──────── Working data

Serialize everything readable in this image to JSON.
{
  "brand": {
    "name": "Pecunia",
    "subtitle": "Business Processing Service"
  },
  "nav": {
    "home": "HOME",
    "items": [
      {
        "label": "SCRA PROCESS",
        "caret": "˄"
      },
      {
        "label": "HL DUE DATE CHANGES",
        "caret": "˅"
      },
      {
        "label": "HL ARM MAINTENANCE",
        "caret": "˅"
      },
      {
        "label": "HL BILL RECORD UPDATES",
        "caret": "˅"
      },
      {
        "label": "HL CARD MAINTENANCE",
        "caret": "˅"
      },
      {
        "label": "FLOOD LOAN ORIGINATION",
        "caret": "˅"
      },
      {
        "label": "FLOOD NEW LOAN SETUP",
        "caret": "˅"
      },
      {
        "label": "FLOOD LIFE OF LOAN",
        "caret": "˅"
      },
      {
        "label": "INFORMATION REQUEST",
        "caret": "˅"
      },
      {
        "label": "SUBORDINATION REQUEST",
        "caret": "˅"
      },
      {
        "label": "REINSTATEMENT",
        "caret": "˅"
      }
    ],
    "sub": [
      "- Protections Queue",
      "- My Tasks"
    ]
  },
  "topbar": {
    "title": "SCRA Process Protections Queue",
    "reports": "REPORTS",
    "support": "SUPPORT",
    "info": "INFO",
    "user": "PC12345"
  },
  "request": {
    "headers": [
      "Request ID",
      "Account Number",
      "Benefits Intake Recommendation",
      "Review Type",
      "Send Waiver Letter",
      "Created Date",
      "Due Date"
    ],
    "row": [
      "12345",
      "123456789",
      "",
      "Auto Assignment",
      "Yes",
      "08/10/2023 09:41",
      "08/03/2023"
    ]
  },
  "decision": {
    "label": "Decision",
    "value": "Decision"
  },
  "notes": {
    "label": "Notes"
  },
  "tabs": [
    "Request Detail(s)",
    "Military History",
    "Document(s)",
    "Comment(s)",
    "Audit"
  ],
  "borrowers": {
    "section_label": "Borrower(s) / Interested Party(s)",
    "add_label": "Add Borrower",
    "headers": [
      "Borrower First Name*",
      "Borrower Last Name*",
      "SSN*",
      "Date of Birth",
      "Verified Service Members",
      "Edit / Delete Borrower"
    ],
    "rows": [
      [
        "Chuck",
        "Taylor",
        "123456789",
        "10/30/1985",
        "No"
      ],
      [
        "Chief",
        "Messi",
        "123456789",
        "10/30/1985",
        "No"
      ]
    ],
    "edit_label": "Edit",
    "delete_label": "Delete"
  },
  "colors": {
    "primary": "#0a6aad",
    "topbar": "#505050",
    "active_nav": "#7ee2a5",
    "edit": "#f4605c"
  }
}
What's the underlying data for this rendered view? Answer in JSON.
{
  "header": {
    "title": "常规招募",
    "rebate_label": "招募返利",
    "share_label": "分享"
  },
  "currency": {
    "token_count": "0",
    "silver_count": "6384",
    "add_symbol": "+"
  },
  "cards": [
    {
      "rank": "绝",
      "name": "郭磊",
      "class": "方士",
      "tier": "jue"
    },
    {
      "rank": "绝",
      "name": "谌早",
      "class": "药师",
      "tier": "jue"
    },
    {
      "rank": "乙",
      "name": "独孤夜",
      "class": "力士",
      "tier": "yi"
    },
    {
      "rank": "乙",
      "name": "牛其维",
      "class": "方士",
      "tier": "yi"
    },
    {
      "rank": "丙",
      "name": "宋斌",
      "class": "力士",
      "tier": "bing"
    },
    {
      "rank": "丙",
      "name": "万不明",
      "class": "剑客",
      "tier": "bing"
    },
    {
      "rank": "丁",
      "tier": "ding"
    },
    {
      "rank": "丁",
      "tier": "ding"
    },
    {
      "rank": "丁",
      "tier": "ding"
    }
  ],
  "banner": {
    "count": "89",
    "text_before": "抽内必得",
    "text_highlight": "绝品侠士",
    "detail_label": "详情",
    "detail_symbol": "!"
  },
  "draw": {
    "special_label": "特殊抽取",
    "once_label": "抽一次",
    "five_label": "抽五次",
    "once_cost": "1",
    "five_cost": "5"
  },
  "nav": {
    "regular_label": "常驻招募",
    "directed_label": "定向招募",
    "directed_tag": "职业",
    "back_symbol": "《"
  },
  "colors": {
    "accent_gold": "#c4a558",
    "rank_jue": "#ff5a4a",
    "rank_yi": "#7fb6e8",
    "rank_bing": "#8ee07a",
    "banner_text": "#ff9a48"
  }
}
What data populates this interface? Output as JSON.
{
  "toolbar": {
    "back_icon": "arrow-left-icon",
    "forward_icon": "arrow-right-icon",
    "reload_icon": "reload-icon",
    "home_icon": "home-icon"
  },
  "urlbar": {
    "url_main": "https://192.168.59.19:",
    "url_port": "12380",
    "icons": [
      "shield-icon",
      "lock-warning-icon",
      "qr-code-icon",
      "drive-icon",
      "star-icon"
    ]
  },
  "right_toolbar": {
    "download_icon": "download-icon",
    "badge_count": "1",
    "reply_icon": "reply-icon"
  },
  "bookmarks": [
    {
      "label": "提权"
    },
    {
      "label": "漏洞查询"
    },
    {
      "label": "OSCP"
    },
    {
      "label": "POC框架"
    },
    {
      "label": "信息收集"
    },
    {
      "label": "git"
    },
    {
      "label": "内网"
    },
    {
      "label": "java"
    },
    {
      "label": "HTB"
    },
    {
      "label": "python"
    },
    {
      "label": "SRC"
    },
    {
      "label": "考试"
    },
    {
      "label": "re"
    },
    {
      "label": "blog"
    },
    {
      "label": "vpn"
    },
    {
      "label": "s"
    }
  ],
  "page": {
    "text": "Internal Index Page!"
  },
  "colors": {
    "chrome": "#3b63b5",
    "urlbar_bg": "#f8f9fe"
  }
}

────────────────

* [Stated goal] Copy out the whole listing exactly; please set it all down.

* [Completed exercise]
Serialize everything readable in this image to JSON.
{
  "brand": {
    "name": "Pecunia",
    "subtitle": "Business Processing Service"
  },
  "nav": {
    "home": "HOME",
    "items": [
      {
        "label": "SCRA PROCESS",
        "caret": "˄"
      },
      {
        "label": "HL DUE DATE CHANGES",
        "caret": "˅"
      },
      {
        "label": "HL ARM MAINTENANCE",
        "caret": "˅"
      },
      {
        "label": "HL BILL RECORD UPDATES",
        "caret": "˅"
      },
      {
        "label": "HL CARD MAINTENANCE",
        "caret": "˅"
      },
      {
        "label": "FLOOD LOAN ORIGINATION",
        "caret": "˅"
      },
      {
        "label": "FLOOD NEW LOAN SETUP",
        "caret": "˅"
      },
      {
        "label": "FLOOD LIFE OF LOAN",
        "caret": "˅"
      },
      {
        "label": "INFORMATION REQUEST",
        "caret": "˅"
      },
      {
        "label": "SUBORDINATION REQUEST",
        "caret": "˅"
      },
      {
        "label": "REINSTATEMENT",
        "caret": "˅"
      }
    ],
    "sub": [
      "- Protections Queue",
      "- My Tasks"
    ]
  },
  "topbar": {
    "title": "SCRA Process Protections Queue",
    "reports": "REPORTS",
    "support": "SUPPORT",
    "info": "INFO",
    "user": "PC12345"
  },
  "request": {
    "headers": [
      "Request ID",
      "Account Number",
      "Benefits Intake Recommendation",
      "Review Type",
      "Send Waiver Letter",
      "Created Date",
      "Due Date"
    ],
    "row": [
      "12345",
      "123456789",
      "",
      "Auto Assignment",
      "Yes",
      "08/10/2023 09:41",
      "08/03/2023"
    ]
  },
  "decision": {
    "label": "Decision",
    "value": "Decision"
  },
  "notes": {
    "label": "Notes"
  },
  "tabs": [
    "Request Detail(s)",
    "Military History",
    "Document(s)",
    "Comment(s)",
    "Audit"
  ],
  "borrowers": {
    "section_label": "Borrower(s) / Interested Party(s)",
    "add_label": "Add Borrower",
    "headers": [
      "Borrower First Name*",
      "Borrower Last Name*",
      "SSN*",
      "Date of Birth",
      "Verified Service Members",
      "Edit / Delete Borrower"
    ],
    "rows": [
      [
        "Chuck",
        "Taylor",
        "123456789",
        "10/30/1985",
        "No"
      ],
      [
        "Chief",
        "Messi",
        "123456789",
        "10/30/1985",
        "No"
      ]
    ],
    "edit_label": "Edit",
    "delete_label": "Delete"
  },
  "colors": {
    "primary": "#0a6aad",
    "topbar": "#505050",
    "active_nav": "#7ee2a5",
    "edit": "#f4605c"
  }
}
What's the underlying data for this rendered view? Answer in JSON.
{
  "header": {
    "title": "常规招募",
    "rebate_label": "招募返利",
    "share_label": "分享"
  },
  "currency": {
    "token_count": "0",
    "silver_count": "6384",
    "add_symbol": "+"
  },
  "cards": [
    {
      "rank": "绝",
      "name": "郭磊",
      "class": "方士",
      "tier": "jue"
    },
    {
      "rank": "绝",
      "name": "谌早",
      "class": "药师",
      "tier": "jue"
    },
    {
      "rank": "乙",
      "name": "独孤夜",
      "class": "力士",
      "tier": "yi"
    },
    {
      "rank": "乙",
      "name": "牛其维",
      "class": "方士",
      "tier": "yi"
    },
    {
      "rank": "丙",
      "name": "宋斌",
      "class": "力士",
      "tier": "bing"
    },
    {
      "rank": "丙",
      "name": "万不明",
      "class": "剑客",
      "tier": "bing"
    },
    {
      "rank": "丁",
      "tier": "ding"
    },
    {
      "rank": "丁",
      "tier": "ding"
    },
    {
      "rank": "丁",
      "tier": "ding"
    }
  ],
  "banner": {
    "count": "89",
    "text_before": "抽内必得",
    "text_highlight": "绝品侠士",
    "detail_label": "详情",
    "detail_symbol": "!"
  },
  "draw": {
    "special_label": "特殊抽取",
    "once_label": "抽一次",
    "five_label": "抽五次",
    "once_cost": "1",
    "five_cost": "5"
  },
  "nav": {
    "regular_label": "常驻招募",
    "directed_label": "定向招募",
    "directed_tag": "职业",
    "back_symbol": "《"
  },
  "colors": {
    "accent_gold": "#c4a558",
    "rank_jue": "#ff5a4a",
    "rank_yi": "#7fb6e8",
    "rank_bing": "#8ee07a",
    "banner_text": "#ff9a48"
  }
}
What data populates this interface? Output as JSON.
{
  "toolbar": {
    "back_icon": "arrow-left-icon",
    "forward_icon": "arrow-right-icon",
    "reload_icon": "reload-icon",
    "home_icon": "home-icon"
  },
  "urlbar": {
    "url_main": "https://192.168.59.19:",
    "url_port": "12380",
    "icons": [
      "shield-icon",
      "lock-warning-icon",
      "qr-code-icon",
      "drive-icon",
      "star-icon"
    ]
  },
  "right_toolbar": {
    "download_icon": "download-icon",
    "badge_count": "1",
    "reply_icon": "reply-icon"
  },
  "bookmarks": [
    {
      "label": "提权"
    },
    {
      "label": "漏洞查询"
    },
    {
      "label": "OSCP"
    },
    {
      "label": "POC框架"
    },
    {
      "label": "信息收集"
    },
    {
      "label": "git"
    },
    {
      "label": "内网"
    },
    {
      "label": "java"
    },
    {
      "label": "HTB"
    },
    {
      "label": "python"
    },
    {
      "label": "SRC"
    },
    {
      "label": "考试"
    },
    {
      "label": "re"
    },
    {
      "label": "blog"
    },
    {
      "label": "vpn"
    },
    {
      "label": "s"
    }
  ],
  "page": {
    "text": "Internal Index Page!"
  },
  "colors": {
    "chrome": "#3b63b5",
    "urlbar_bg": "#f8f9fe"
  }
}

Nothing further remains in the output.